--- Work to be completed ---
Reproduce every one of the entries below verbatim, omitting the pictures from your answer.

(Listings of elements and regions)
————

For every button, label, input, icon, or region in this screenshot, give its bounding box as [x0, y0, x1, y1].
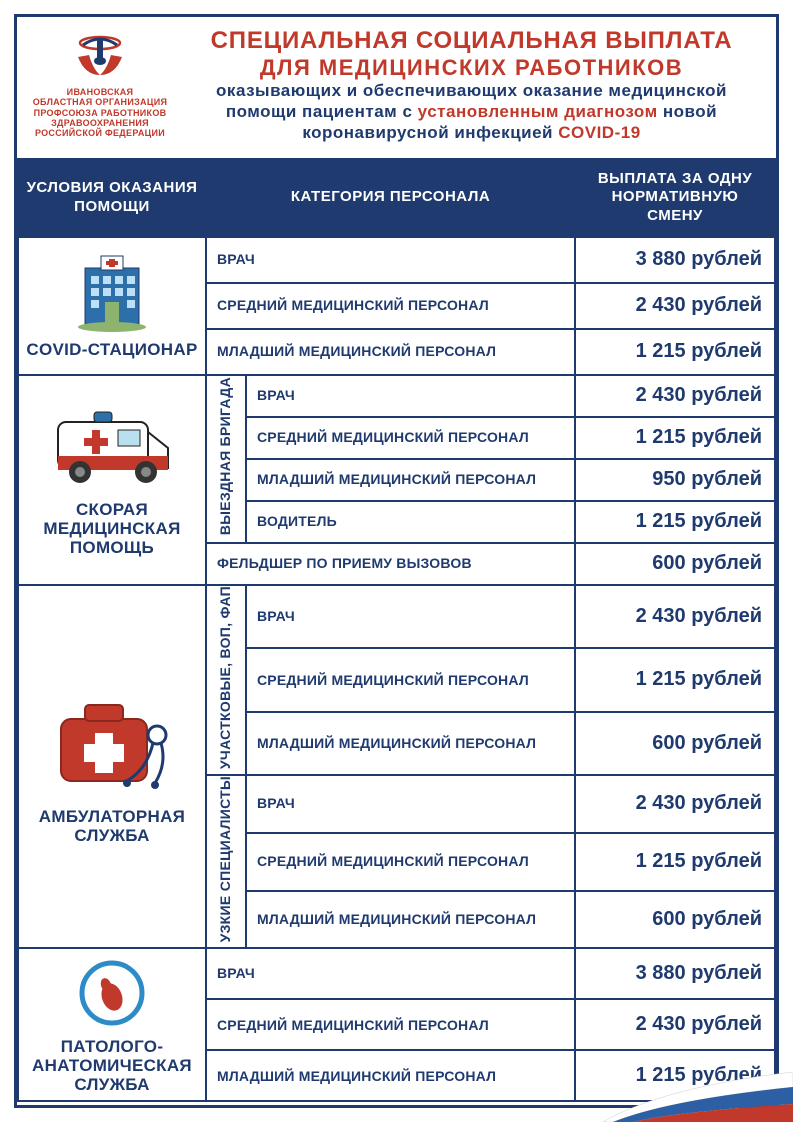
payment-cell: 2 430 рублей — [575, 283, 775, 329]
table-row: COVID-СТАЦИОНАР ВРАЧ 3 880 рублей — [18, 237, 775, 283]
category-cell: СРЕДНИЙ МЕДИЦИНСКИЙ ПЕРСОНАЛ — [206, 999, 575, 1050]
desc-line: оказывающих и обеспечивающих оказание ме… — [216, 81, 727, 100]
payment-cell: 600 рублей — [575, 543, 775, 585]
payment-cell: 950 рублей — [575, 459, 775, 501]
hospital-icon — [67, 254, 157, 332]
condition-label: АМБУЛАТОРНАЯ СЛУЖБА — [21, 808, 203, 845]
table-header-row: УСЛОВИЯ ОКАЗАНИЯ ПОМОЩИ КАТЕГОРИЯ ПЕРСОН… — [18, 159, 775, 237]
subgroup-brigade: ВЫЕЗДНАЯ БРИГАДА — [206, 375, 246, 543]
category-cell: ВРАЧ — [246, 375, 575, 417]
medkit-icon — [47, 689, 177, 799]
condition-cell-covid: COVID-СТАЦИОНАР — [18, 237, 206, 375]
payment-cell: 2 430 рублей — [575, 999, 775, 1050]
category-cell: СРЕДНИЙ МЕДИЦИНСКИЙ ПЕРСОНАЛ — [206, 283, 575, 329]
category-cell: ВРАЧ — [206, 237, 575, 283]
category-cell: ВРАЧ — [246, 585, 575, 648]
desc-line: новой — [658, 102, 717, 121]
th-conditions: УСЛОВИЯ ОКАЗАНИЯ ПОМОЩИ — [18, 159, 206, 237]
header: ИВАНОВСКАЯ ОБЛАСТНАЯ ОРГАНИЗАЦИЯ ПРОФСОЮ… — [17, 17, 776, 152]
category-cell: МЛАДШИЙ МЕДИЦИНСКИЙ ПЕРСОНАЛ — [206, 1050, 575, 1101]
condition-cell-outpatient: АМБУЛАТОРНАЯ СЛУЖБА — [18, 585, 206, 948]
th-category: КАТЕГОРИЯ ПЕРСОНАЛА — [206, 159, 575, 237]
condition-label: СКОРАЯ МЕДИЦИНСКАЯ ПОМОЩЬ — [21, 501, 203, 557]
condition-label: COVID-СТАЦИОНАР — [21, 341, 203, 360]
payment-cell: 2 430 рублей — [575, 375, 775, 417]
org-line: ИВАНОВСКАЯ — [25, 87, 175, 97]
title-sub: ДЛЯ МЕДИЦИНСКИХ РАБОТНИКОВ — [175, 55, 768, 80]
category-cell: ВРАЧ — [246, 775, 575, 833]
category-cell: СРЕДНИЙ МЕДИЦИНСКИЙ ПЕРСОНАЛ — [246, 417, 575, 459]
org-line: ОБЛАСТНАЯ ОРГАНИЗАЦИЯ — [25, 97, 175, 107]
payment-cell: 600 рублей — [575, 712, 775, 775]
desc-line: помощи пациентам с — [226, 102, 418, 121]
condition-cell-pathology: ПАТОЛОГО-АНАТОМИЧЕСКАЯ СЛУЖБА — [18, 948, 206, 1101]
table-row: АМБУЛАТОРНАЯ СЛУЖБА УЧАСТКОВЫЕ, ВОП, ФАП… — [18, 585, 775, 648]
payment-cell: 3 880 рублей — [575, 948, 775, 999]
condition-cell-ambulance: СКОРАЯ МЕДИЦИНСКАЯ ПОМОЩЬ — [18, 375, 206, 585]
payment-cell: 1 215 рублей — [575, 329, 775, 375]
title-block: СПЕЦИАЛЬНАЯ СОЦИАЛЬНАЯ ВЫПЛАТА ДЛЯ МЕДИЦ… — [175, 25, 768, 144]
category-cell: МЛАДШИЙ МЕДИЦИНСКИЙ ПЕРСОНАЛ — [246, 459, 575, 501]
desc-line: коронавирусной инфекцией — [302, 123, 558, 142]
subgroup-narrow: УЗКИЕ СПЕЦИАЛИСТЫ — [206, 775, 246, 948]
payment-cell: 2 430 рублей — [575, 585, 775, 648]
payments-table: УСЛОВИЯ ОКАЗАНИЯ ПОМОЩИ КАТЕГОРИЯ ПЕРСОН… — [17, 158, 776, 1103]
category-cell: МЛАДШИЙ МЕДИЦИНСКИЙ ПЕРСОНАЛ — [206, 329, 575, 375]
category-cell: МЛАДШИЙ МЕДИЦИНСКИЙ ПЕРСОНАЛ — [246, 712, 575, 775]
table-row: ПАТОЛОГО-АНАТОМИЧЕСКАЯ СЛУЖБА ВРАЧ 3 880… — [18, 948, 775, 999]
payment-cell: 600 рублей — [575, 891, 775, 949]
payment-cell: 1 215 рублей — [575, 648, 775, 711]
condition-label: ПАТОЛОГО-АНАТОМИЧЕСКАЯ СЛУЖБА — [21, 1038, 203, 1094]
org-line: РОССИЙСКОЙ ФЕДЕРАЦИИ — [25, 128, 175, 138]
table-row: СКОРАЯ МЕДИЦИНСКАЯ ПОМОЩЬ ВЫЕЗДНАЯ БРИГА… — [18, 375, 775, 417]
title-main: СПЕЦИАЛЬНАЯ СОЦИАЛЬНАЯ ВЫПЛАТА — [175, 27, 768, 55]
org-line: ЗДРАВООХРАНЕНИЯ — [25, 118, 175, 128]
category-cell: СРЕДНИЙ МЕДИЦИНСКИЙ ПЕРСОНАЛ — [246, 833, 575, 891]
payment-cell: 1 215 рублей — [575, 833, 775, 891]
subgroup-district: УЧАСТКОВЫЕ, ВОП, ФАП — [206, 585, 246, 775]
category-cell: МЛАДШИЙ МЕДИЦИНСКИЙ ПЕРСОНАЛ — [246, 891, 575, 949]
org-block: ИВАНОВСКАЯ ОБЛАСТНАЯ ОРГАНИЗАЦИЯ ПРОФСОЮ… — [25, 25, 175, 144]
category-cell: ВРАЧ — [206, 948, 575, 999]
payment-cell: 1 215 рублей — [575, 501, 775, 543]
union-logo-icon — [63, 25, 137, 85]
org-line: ПРОФСОЮЗА РАБОТНИКОВ — [25, 108, 175, 118]
desc-emphasis: COVID-19 — [558, 123, 640, 142]
th-payment: ВЫПЛАТА ЗА ОДНУ НОРМАТИВНУЮ СМЕНУ — [575, 159, 775, 237]
category-cell: СРЕДНИЙ МЕДИЦИНСКИЙ ПЕРСОНАЛ — [246, 648, 575, 711]
page-frame: ИВАНОВСКАЯ ОБЛАСТНАЯ ОРГАНИЗАЦИЯ ПРОФСОЮ… — [14, 14, 779, 1108]
ambulance-icon — [46, 404, 178, 492]
payment-cell: 2 430 рублей — [575, 775, 775, 833]
payment-cell: 1 215 рублей — [575, 1050, 775, 1101]
payment-cell: 1 215 рублей — [575, 417, 775, 459]
desc-emphasis: установленным диагнозом — [418, 102, 658, 121]
payment-cell: 3 880 рублей — [575, 237, 775, 283]
category-cell: ВОДИТЕЛЬ — [246, 501, 575, 543]
pathology-icon — [76, 957, 148, 1029]
category-cell: ФЕЛЬДШЕР ПО ПРИЕМУ ВЫЗОВОВ — [206, 543, 575, 585]
title-desc: оказывающих и обеспечивающих оказание ме… — [175, 80, 768, 144]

————

--- Solution ---
For every button, label, input, icon, or region in this screenshot, give its bounding box as [x0, y0, x1, y1].
payment-cell: 2 430 рублей — [575, 283, 775, 329]
table-row: COVID-СТАЦИОНАР ВРАЧ 3 880 рублей — [18, 237, 775, 283]
category-cell: СРЕДНИЙ МЕДИЦИНСКИЙ ПЕРСОНАЛ — [206, 999, 575, 1050]
desc-line: оказывающих и обеспечивающих оказание ме… — [216, 81, 727, 100]
payment-cell: 600 рублей — [575, 543, 775, 585]
payment-cell: 950 рублей — [575, 459, 775, 501]
hospital-icon — [67, 254, 157, 332]
condition-label: АМБУЛАТОРНАЯ СЛУЖБА — [21, 808, 203, 845]
table-header-row: УСЛОВИЯ ОКАЗАНИЯ ПОМОЩИ КАТЕГОРИЯ ПЕРСОН… — [18, 159, 775, 237]
subgroup-brigade: ВЫЕЗДНАЯ БРИГАДА — [206, 375, 246, 543]
category-cell: ВРАЧ — [246, 375, 575, 417]
medkit-icon — [47, 689, 177, 799]
condition-cell-covid: COVID-СТАЦИОНАР — [18, 237, 206, 375]
payment-cell: 2 430 рублей — [575, 999, 775, 1050]
category-cell: СРЕДНИЙ МЕДИЦИНСКИЙ ПЕРСОНАЛ — [206, 283, 575, 329]
category-cell: ВРАЧ — [206, 237, 575, 283]
category-cell: ВРАЧ — [246, 585, 575, 648]
desc-line: новой — [658, 102, 717, 121]
th-conditions: УСЛОВИЯ ОКАЗАНИЯ ПОМОЩИ — [18, 159, 206, 237]
header: ИВАНОВСКАЯ ОБЛАСТНАЯ ОРГАНИЗАЦИЯ ПРОФСОЮ… — [17, 17, 776, 152]
category-cell: МЛАДШИЙ МЕДИЦИНСКИЙ ПЕРСОНАЛ — [206, 1050, 575, 1101]
condition-cell-outpatient: АМБУЛАТОРНАЯ СЛУЖБА — [18, 585, 206, 948]
th-category: КАТЕГОРИЯ ПЕРСОНАЛА — [206, 159, 575, 237]
condition-label: СКОРАЯ МЕДИЦИНСКАЯ ПОМОЩЬ — [21, 501, 203, 557]
condition-label: COVID-СТАЦИОНАР — [21, 341, 203, 360]
payment-cell: 2 430 рублей — [575, 375, 775, 417]
org-line: ИВАНОВСКАЯ — [25, 87, 175, 97]
title-sub: ДЛЯ МЕДИЦИНСКИХ РАБОТНИКОВ — [175, 55, 768, 80]
category-cell: ВРАЧ — [246, 775, 575, 833]
category-cell: СРЕДНИЙ МЕДИЦИНСКИЙ ПЕРСОНАЛ — [246, 417, 575, 459]
org-line: ОБЛАСТНАЯ ОРГАНИЗАЦИЯ — [25, 97, 175, 107]
payment-cell: 600 рублей — [575, 712, 775, 775]
desc-line: помощи пациентам с — [226, 102, 418, 121]
condition-cell-pathology: ПАТОЛОГО-АНАТОМИЧЕСКАЯ СЛУЖБА — [18, 948, 206, 1101]
table-row: АМБУЛАТОРНАЯ СЛУЖБА УЧАСТКОВЫЕ, ВОП, ФАП… — [18, 585, 775, 648]
payment-cell: 3 880 рублей — [575, 948, 775, 999]
condition-cell-ambulance: СКОРАЯ МЕДИЦИНСКАЯ ПОМОЩЬ — [18, 375, 206, 585]
payment-cell: 1 215 рублей — [575, 329, 775, 375]
title-block: СПЕЦИАЛЬНАЯ СОЦИАЛЬНАЯ ВЫПЛАТА ДЛЯ МЕДИЦ… — [175, 25, 768, 144]
category-cell: МЛАДШИЙ МЕДИЦИНСКИЙ ПЕРСОНАЛ — [246, 459, 575, 501]
desc-line: коронавирусной инфекцией — [302, 123, 558, 142]
subgroup-narrow: УЗКИЕ СПЕЦИАЛИСТЫ — [206, 775, 246, 948]
payment-cell: 2 430 рублей — [575, 585, 775, 648]
payments-table: УСЛОВИЯ ОКАЗАНИЯ ПОМОЩИ КАТЕГОРИЯ ПЕРСОН… — [17, 158, 776, 1103]
category-cell: МЛАДШИЙ МЕДИЦИНСКИЙ ПЕРСОНАЛ — [206, 329, 575, 375]
category-cell: МЛАДШИЙ МЕДИЦИНСКИЙ ПЕРСОНАЛ — [246, 712, 575, 775]
table-row: ПАТОЛОГО-АНАТОМИЧЕСКАЯ СЛУЖБА ВРАЧ 3 880… — [18, 948, 775, 999]
payment-cell: 600 рублей — [575, 891, 775, 949]
payment-cell: 1 215 рублей — [575, 648, 775, 711]
condition-label: ПАТОЛОГО-АНАТОМИЧЕСКАЯ СЛУЖБА — [21, 1038, 203, 1094]
org-line: РОССИЙСКОЙ ФЕДЕРАЦИИ — [25, 128, 175, 138]
table-row: СКОРАЯ МЕДИЦИНСКАЯ ПОМОЩЬ ВЫЕЗДНАЯ БРИГА… — [18, 375, 775, 417]
title-main: СПЕЦИАЛЬНАЯ СОЦИАЛЬНАЯ ВЫПЛАТА — [175, 27, 768, 55]
org-line: ЗДРАВООХРАНЕНИЯ — [25, 118, 175, 128]
category-cell: СРЕДНИЙ МЕДИЦИНСКИЙ ПЕРСОНАЛ — [246, 833, 575, 891]
payment-cell: 1 215 рублей — [575, 833, 775, 891]
subgroup-district: УЧАСТКОВЫЕ, ВОП, ФАП — [206, 585, 246, 775]
category-cell: МЛАДШИЙ МЕДИЦИНСКИЙ ПЕРСОНАЛ — [246, 891, 575, 949]
org-block: ИВАНОВСКАЯ ОБЛАСТНАЯ ОРГАНИЗАЦИЯ ПРОФСОЮ… — [25, 25, 175, 144]
category-cell: ВРАЧ — [206, 948, 575, 999]
payment-cell: 1 215 рублей — [575, 501, 775, 543]
union-logo-icon — [63, 25, 137, 85]
org-line: ПРОФСОЮЗА РАБОТНИКОВ — [25, 108, 175, 118]
desc-emphasis: COVID-19 — [558, 123, 640, 142]
th-payment: ВЫПЛАТА ЗА ОДНУ НОРМАТИВНУЮ СМЕНУ — [575, 159, 775, 237]
category-cell: СРЕДНИЙ МЕДИЦИНСКИЙ ПЕРСОНАЛ — [246, 648, 575, 711]
page-frame: ИВАНОВСКАЯ ОБЛАСТНАЯ ОРГАНИЗАЦИЯ ПРОФСОЮ… — [14, 14, 779, 1108]
ambulance-icon — [46, 404, 178, 492]
payment-cell: 2 430 рублей — [575, 775, 775, 833]
payment-cell: 1 215 рублей — [575, 1050, 775, 1101]
payment-cell: 1 215 рублей — [575, 417, 775, 459]
desc-emphasis: установленным диагнозом — [418, 102, 658, 121]
payment-cell: 3 880 рублей — [575, 237, 775, 283]
category-cell: ВОДИТЕЛЬ — [246, 501, 575, 543]
pathology-icon — [76, 957, 148, 1029]
category-cell: ФЕЛЬДШЕР ПО ПРИЕМУ ВЫЗОВОВ — [206, 543, 575, 585]
title-desc: оказывающих и обеспечивающих оказание ме… — [175, 80, 768, 144]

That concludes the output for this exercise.